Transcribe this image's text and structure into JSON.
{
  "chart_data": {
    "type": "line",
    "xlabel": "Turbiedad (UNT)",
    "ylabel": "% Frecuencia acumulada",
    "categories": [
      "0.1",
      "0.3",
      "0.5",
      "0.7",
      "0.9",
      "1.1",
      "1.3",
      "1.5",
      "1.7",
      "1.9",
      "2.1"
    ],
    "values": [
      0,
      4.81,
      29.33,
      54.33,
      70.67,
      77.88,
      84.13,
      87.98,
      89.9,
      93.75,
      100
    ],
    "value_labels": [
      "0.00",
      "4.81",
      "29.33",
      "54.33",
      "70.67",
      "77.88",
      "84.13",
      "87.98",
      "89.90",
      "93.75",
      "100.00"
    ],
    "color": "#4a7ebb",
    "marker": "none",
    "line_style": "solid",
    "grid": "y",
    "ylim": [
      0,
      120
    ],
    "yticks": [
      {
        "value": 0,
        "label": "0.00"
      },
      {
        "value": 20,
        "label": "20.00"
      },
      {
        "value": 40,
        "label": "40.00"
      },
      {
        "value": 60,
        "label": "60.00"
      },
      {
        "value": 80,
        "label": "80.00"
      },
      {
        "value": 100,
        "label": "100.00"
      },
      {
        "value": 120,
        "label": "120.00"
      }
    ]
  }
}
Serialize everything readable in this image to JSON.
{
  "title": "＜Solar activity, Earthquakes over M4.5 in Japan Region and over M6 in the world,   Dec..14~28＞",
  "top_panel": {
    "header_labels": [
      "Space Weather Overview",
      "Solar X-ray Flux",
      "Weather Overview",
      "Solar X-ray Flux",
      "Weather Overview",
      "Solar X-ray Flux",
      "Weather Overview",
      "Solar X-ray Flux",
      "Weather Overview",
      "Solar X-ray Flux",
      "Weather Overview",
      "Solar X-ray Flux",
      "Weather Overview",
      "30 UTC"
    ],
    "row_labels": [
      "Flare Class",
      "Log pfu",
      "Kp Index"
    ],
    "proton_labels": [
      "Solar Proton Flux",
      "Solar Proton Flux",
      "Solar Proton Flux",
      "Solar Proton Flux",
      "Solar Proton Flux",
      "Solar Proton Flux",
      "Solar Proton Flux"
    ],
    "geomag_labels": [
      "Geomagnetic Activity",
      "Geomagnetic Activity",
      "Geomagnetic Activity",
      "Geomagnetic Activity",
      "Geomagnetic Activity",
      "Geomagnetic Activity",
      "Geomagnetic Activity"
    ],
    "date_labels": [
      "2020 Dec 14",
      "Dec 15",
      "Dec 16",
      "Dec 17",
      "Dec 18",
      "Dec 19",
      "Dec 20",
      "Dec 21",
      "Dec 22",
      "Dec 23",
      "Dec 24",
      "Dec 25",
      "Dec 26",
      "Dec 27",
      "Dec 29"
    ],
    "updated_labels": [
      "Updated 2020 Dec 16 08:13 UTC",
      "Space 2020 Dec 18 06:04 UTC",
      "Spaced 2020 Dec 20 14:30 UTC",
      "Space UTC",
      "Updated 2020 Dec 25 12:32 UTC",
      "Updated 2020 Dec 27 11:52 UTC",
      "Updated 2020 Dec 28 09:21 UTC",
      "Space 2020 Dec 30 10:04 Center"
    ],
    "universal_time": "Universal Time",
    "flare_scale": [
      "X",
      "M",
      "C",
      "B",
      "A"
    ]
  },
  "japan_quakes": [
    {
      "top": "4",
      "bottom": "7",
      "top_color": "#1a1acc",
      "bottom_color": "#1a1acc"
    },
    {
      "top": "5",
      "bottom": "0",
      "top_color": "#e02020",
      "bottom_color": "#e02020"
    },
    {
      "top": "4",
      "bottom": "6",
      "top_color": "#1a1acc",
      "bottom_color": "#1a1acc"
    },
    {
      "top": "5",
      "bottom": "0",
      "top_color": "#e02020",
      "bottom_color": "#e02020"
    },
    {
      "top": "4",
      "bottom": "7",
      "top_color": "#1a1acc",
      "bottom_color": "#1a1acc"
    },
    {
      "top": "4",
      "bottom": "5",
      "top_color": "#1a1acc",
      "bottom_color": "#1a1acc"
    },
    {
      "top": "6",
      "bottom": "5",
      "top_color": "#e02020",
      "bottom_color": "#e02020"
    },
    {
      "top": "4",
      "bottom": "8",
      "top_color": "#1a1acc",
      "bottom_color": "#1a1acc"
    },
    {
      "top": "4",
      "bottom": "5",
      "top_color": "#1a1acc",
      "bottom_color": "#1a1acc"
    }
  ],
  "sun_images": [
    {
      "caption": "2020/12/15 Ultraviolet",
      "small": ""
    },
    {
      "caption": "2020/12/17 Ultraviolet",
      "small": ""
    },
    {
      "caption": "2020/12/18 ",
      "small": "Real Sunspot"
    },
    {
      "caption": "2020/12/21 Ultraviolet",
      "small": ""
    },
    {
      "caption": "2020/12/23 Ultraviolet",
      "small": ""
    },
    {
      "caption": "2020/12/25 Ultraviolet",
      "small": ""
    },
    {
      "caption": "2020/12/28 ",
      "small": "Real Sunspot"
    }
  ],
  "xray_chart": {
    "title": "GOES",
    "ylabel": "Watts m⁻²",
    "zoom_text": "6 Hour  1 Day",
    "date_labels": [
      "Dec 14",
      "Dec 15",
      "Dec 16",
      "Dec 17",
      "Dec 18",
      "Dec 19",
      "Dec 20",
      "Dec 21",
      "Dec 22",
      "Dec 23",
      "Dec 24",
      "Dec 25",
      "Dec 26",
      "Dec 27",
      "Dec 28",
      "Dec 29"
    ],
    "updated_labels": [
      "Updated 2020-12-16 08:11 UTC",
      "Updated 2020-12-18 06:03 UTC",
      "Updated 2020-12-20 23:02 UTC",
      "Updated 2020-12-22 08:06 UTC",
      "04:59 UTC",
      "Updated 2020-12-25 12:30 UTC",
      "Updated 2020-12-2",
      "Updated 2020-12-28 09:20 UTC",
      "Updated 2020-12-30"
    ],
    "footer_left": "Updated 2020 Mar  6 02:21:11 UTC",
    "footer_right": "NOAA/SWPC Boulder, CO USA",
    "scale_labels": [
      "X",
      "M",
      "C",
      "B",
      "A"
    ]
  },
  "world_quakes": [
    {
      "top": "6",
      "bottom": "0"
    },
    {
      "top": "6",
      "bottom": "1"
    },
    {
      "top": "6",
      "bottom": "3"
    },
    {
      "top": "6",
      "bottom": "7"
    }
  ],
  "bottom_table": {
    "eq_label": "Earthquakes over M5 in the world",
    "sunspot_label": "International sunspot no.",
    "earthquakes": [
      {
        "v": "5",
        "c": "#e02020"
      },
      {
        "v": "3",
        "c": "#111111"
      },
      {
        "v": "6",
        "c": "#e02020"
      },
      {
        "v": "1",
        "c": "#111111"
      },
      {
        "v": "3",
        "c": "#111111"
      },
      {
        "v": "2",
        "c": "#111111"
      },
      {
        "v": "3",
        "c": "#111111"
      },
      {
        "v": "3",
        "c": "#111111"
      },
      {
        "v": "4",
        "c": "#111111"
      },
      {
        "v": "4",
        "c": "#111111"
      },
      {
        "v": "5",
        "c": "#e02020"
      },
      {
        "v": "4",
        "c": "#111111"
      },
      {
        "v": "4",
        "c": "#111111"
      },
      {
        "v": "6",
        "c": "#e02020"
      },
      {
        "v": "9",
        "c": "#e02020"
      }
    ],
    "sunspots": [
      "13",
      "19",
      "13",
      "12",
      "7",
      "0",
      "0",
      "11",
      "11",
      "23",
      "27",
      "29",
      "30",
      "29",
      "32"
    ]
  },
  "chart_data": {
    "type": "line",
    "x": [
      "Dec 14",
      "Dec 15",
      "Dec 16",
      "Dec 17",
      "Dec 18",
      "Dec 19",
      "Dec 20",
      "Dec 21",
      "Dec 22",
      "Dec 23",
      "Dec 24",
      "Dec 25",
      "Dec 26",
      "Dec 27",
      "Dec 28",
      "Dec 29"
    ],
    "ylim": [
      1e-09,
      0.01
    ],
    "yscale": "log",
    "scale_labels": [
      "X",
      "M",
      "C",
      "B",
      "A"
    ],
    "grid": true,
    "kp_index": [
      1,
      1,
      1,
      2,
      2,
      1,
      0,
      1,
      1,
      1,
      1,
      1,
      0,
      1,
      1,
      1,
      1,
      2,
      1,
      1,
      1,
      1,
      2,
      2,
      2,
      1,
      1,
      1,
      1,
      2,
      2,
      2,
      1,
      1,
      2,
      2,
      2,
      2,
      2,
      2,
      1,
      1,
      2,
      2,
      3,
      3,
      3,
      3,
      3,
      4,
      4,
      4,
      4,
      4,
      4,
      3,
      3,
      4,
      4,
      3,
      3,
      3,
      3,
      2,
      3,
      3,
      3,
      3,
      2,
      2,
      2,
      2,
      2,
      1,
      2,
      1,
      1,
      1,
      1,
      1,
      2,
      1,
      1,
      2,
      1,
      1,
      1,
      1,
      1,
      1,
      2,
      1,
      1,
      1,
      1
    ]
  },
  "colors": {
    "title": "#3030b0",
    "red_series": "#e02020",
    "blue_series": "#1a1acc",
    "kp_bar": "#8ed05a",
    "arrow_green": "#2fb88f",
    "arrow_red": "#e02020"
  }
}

§ Goal of the exercise: Display every line of the listing that contains the string "ylabel".

§ Written response:
    "ylabel": "% Frecuencia acumulada",
    "ylabel": "Watts m⁻²",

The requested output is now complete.